* _WHAT IS NEEDED_:
Wherever "data" appears in a line, copy that line.
>> Begin
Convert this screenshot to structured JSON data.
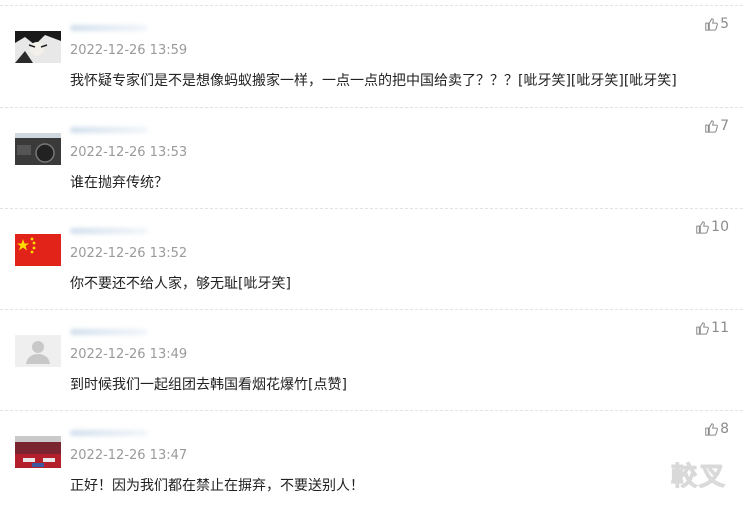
{
  "comments": [
    {
      "time": "2022-12-26 13:59",
      "text": "我怀疑专家们是不是想像蚂蚁搬家一样，一点一点的把中国给卖了？？？[呲牙笑][呲牙笑][呲牙笑]",
      "likes": "5",
      "avatar": "anime-face"
    },
    {
      "time": "2022-12-26 13:53",
      "text": "谁在抛弃传统？",
      "likes": "7",
      "avatar": "car-dashboard"
    },
    {
      "time": "2022-12-26 13:52",
      "text": "你不要还不给人家，够无耻[呲牙笑]",
      "likes": "10",
      "avatar": "red-flag"
    },
    {
      "time": "2022-12-26 13:49",
      "text": "到时候我们一起组团去韩国看烟花爆竹[点赞]",
      "likes": "11",
      "avatar": "default-user"
    },
    {
      "time": "2022-12-26 13:47",
      "text": "正好！因为我们都在禁止在摒弃，不要送别人！",
      "likes": "8",
      "avatar": "red-car"
    }
  ],
  "watermark": "較叉",
  "colors": {
    "time": "#9a9a9a",
    "text": "#222222",
    "likes": "#8c8c8c",
    "divider": "#e3e3e3"
  }
}
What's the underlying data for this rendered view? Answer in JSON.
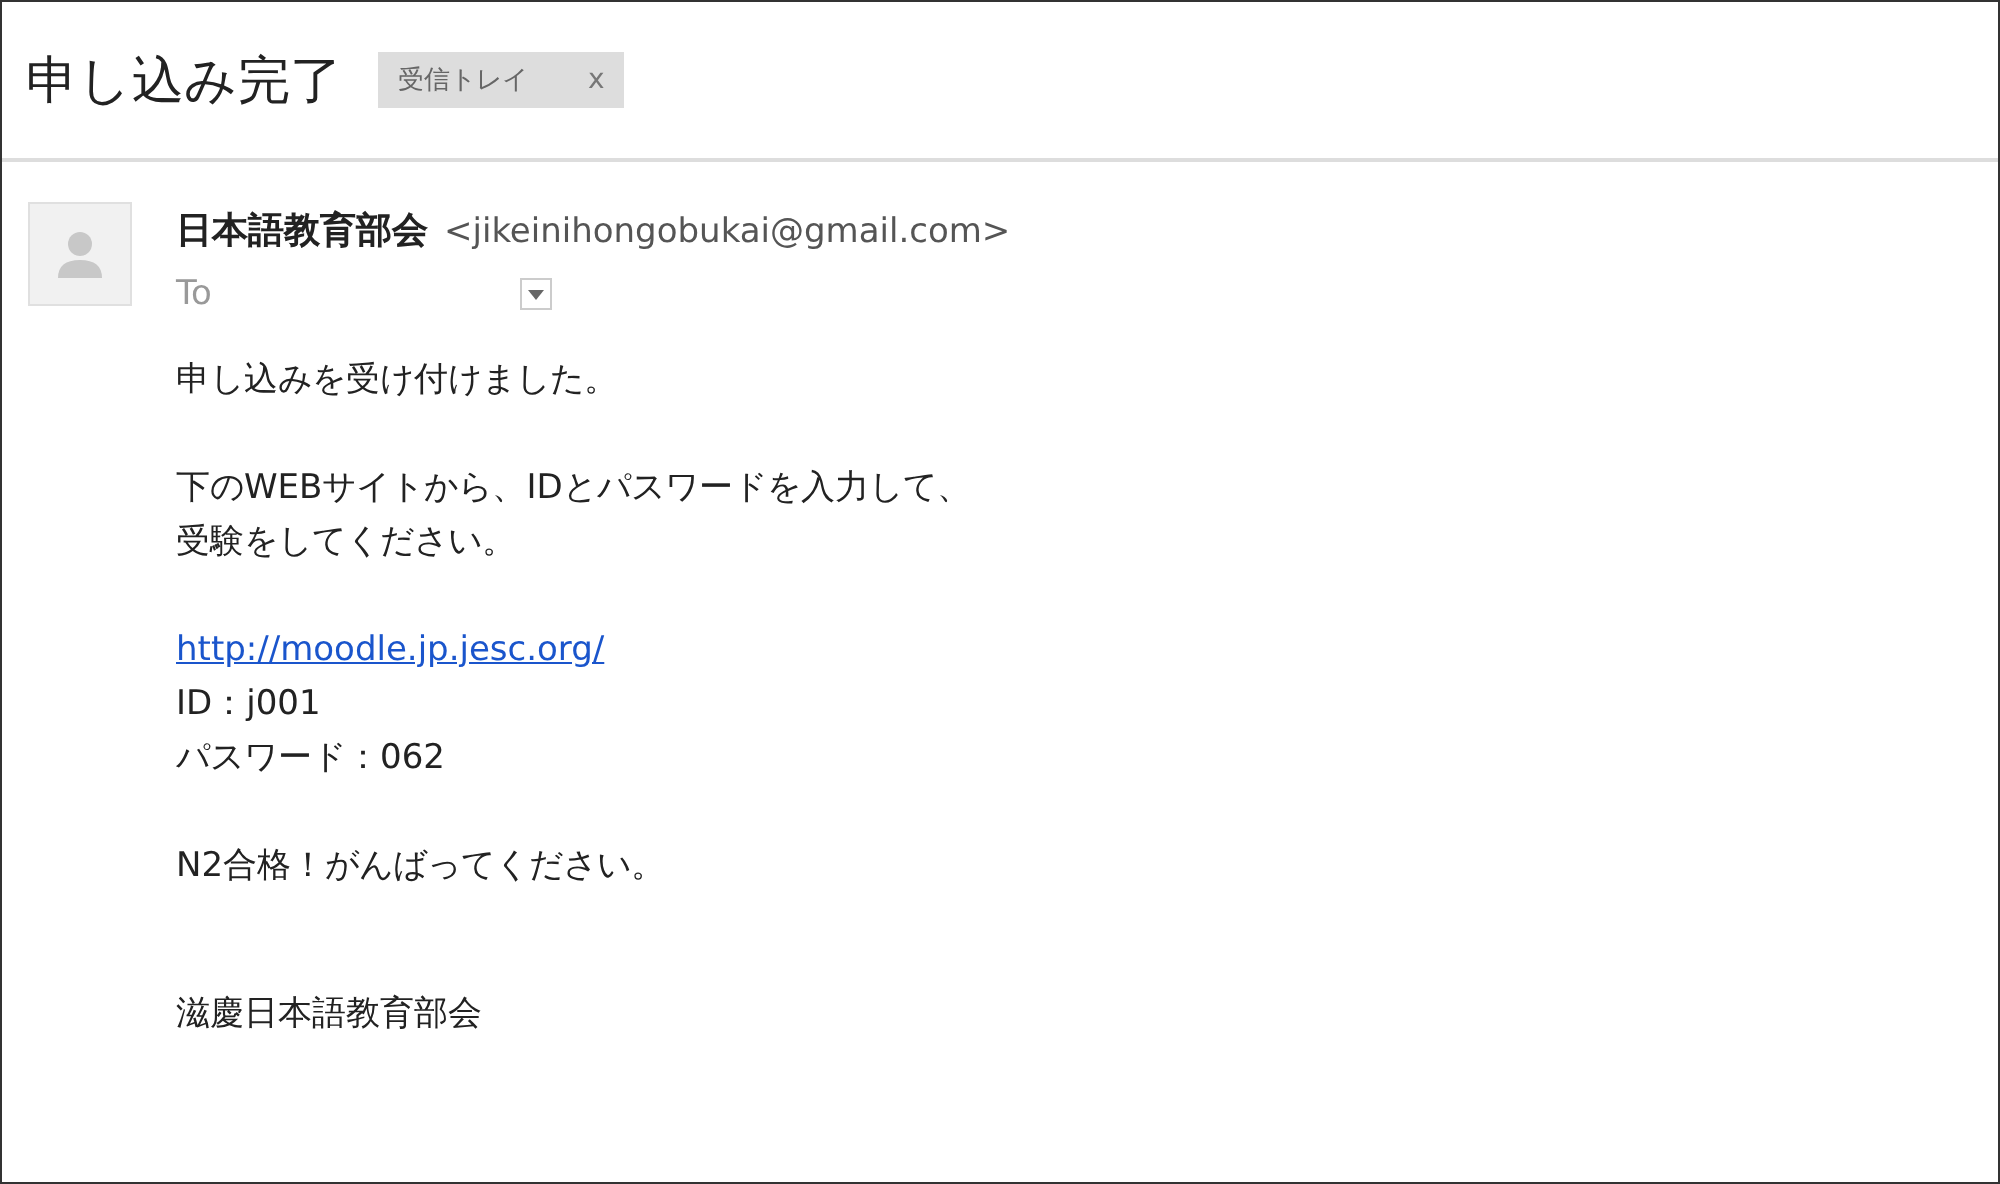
{
  "subject": {
    "title": "申し込み完了",
    "label": "受信トレイ",
    "label_close": "x"
  },
  "message": {
    "sender_name": "日本語教育部会",
    "sender_email": "<jikeinihongobukai@gmail.com>",
    "to": "To",
    "paragraphs": [
      [
        {
          "kind": "text",
          "text": "申し込みを受け付けました。"
        }
      ],
      [
        {
          "kind": "text",
          "text": "下のWEBサイトから、IDとパスワードを入力して、"
        },
        {
          "kind": "text",
          "text": "受験をしてください。"
        }
      ],
      [
        {
          "kind": "link",
          "text": "http://moodle.jp.jesc.org/"
        },
        {
          "kind": "text",
          "text": "ID：j001"
        },
        {
          "kind": "text",
          "text": "パスワード：062"
        }
      ],
      [
        {
          "kind": "text",
          "text": "N2合格！がんばってください。"
        }
      ],
      [
        {
          "kind": "text",
          "text": "滋慶日本語教育部会"
        }
      ]
    ]
  }
}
>> End
* _IN RESPONSE_:
Convert this screenshot to structured JSON data.
What's the underlying data for this rendered view? Answer in JSON.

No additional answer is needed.